Transcribe the records that follow, preserving every word.

Records that describe figures:
■ ■ ■ ■

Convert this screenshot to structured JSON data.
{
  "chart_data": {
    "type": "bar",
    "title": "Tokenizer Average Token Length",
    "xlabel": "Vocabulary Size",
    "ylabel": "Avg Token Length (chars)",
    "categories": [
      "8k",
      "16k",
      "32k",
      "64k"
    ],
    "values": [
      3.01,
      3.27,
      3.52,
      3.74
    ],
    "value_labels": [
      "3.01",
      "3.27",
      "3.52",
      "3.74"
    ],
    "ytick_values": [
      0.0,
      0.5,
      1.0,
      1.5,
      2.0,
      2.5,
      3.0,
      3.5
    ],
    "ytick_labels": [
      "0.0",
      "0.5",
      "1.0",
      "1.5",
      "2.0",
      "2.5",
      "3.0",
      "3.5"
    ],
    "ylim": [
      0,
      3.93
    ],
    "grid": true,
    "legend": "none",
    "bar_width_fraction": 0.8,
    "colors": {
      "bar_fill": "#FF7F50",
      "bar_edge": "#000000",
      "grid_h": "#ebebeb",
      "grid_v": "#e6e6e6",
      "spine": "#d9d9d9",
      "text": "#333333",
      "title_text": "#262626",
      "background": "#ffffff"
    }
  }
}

■ ■ ■ ■

OUTPUT BELOW:
Convert this screenshot to structured JSON data.
{
  "chart_data": {
    "type": "bar",
    "title": "Tokenizer Average Token Length",
    "xlabel": "Vocabulary Size",
    "ylabel": "Avg Token Length (chars)",
    "categories": [
      "8k",
      "16k",
      "32k",
      "64k"
    ],
    "values": [
      3.01,
      3.27,
      3.52,
      3.74
    ],
    "value_labels": [
      "3.01",
      "3.27",
      "3.52",
      "3.74"
    ],
    "ytick_values": [
      0.0,
      0.5,
      1.0,
      1.5,
      2.0,
      2.5,
      3.0,
      3.5
    ],
    "ytick_labels": [
      "0.0",
      "0.5",
      "1.0",
      "1.5",
      "2.0",
      "2.5",
      "3.0",
      "3.5"
    ],
    "ylim": [
      0,
      3.93
    ],
    "grid": true,
    "legend": "none",
    "bar_width_fraction": 0.8,
    "colors": {
      "bar_fill": "#FF7F50",
      "bar_edge": "#000000",
      "grid_h": "#ebebeb",
      "grid_v": "#e6e6e6",
      "spine": "#d9d9d9",
      "text": "#333333",
      "title_text": "#262626",
      "background": "#ffffff"
    }
  }
}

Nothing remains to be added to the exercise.